# START OF Available records
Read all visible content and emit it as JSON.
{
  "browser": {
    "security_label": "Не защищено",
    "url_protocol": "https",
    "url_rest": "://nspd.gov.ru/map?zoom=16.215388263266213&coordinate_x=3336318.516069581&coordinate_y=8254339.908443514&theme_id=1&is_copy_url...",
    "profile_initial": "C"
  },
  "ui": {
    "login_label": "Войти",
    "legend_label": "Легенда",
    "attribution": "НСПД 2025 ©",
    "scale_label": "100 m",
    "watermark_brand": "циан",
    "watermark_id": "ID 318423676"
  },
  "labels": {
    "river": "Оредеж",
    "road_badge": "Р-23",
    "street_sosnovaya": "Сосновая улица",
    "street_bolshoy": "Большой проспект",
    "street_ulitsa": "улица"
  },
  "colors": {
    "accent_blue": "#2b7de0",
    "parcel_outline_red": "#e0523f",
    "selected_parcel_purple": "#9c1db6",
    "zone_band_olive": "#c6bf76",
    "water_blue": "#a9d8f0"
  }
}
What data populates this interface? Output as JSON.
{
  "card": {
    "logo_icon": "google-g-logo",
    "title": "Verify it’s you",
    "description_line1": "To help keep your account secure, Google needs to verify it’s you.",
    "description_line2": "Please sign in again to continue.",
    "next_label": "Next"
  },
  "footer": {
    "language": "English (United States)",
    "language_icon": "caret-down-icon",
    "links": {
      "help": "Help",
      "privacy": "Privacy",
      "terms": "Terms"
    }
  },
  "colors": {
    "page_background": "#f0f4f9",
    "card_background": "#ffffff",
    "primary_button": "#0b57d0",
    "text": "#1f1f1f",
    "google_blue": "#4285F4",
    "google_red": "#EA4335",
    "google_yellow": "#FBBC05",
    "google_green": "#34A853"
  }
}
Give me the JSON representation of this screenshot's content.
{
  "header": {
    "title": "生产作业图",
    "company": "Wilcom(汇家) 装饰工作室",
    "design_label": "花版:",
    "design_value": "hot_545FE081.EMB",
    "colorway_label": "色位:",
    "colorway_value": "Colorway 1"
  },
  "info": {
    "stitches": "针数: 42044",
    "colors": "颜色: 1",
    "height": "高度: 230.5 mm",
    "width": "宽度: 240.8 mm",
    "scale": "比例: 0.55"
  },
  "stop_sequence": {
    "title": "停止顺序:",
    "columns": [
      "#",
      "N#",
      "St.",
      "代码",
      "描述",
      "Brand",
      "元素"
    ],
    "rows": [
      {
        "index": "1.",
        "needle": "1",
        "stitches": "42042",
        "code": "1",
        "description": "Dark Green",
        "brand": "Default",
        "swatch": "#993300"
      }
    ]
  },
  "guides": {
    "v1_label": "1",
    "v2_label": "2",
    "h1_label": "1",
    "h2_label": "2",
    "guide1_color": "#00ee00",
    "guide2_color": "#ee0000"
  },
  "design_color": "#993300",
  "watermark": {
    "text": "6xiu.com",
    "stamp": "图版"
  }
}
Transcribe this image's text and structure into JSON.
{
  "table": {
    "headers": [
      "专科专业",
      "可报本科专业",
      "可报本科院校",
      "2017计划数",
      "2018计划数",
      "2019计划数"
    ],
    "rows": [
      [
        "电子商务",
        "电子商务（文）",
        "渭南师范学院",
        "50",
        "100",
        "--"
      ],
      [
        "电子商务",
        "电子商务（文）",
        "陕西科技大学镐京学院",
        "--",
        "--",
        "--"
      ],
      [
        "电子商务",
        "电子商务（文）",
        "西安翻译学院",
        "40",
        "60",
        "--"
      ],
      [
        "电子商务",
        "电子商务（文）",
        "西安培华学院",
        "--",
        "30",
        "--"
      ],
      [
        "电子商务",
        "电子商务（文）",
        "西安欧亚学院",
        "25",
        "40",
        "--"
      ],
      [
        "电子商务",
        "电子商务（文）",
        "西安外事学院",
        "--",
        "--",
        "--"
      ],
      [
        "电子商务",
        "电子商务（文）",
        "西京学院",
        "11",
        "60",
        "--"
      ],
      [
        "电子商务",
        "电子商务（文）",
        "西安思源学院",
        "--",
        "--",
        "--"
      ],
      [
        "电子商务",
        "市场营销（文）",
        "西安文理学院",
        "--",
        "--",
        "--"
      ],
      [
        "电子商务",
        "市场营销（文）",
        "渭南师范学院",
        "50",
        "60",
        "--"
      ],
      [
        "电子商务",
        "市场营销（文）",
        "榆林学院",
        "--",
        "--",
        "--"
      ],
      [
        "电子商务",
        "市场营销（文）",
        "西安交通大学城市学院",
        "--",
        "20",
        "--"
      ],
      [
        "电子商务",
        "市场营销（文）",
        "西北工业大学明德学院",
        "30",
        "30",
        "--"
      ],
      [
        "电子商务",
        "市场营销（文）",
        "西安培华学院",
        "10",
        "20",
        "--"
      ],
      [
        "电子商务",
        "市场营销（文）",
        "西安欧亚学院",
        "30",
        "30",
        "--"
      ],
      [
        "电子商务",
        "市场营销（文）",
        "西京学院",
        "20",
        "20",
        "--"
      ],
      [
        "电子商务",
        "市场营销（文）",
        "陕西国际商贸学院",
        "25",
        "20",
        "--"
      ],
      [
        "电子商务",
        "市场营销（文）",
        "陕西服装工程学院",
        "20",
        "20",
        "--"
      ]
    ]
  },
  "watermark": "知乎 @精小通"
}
# END OF Available records
Exercise requirements:
From the records above, pull out every line containing the word "text".

Task response:
    "text": "#1f1f1f",
    "text": "6xiu.com",
Transcribe this image's text and structure into JSON.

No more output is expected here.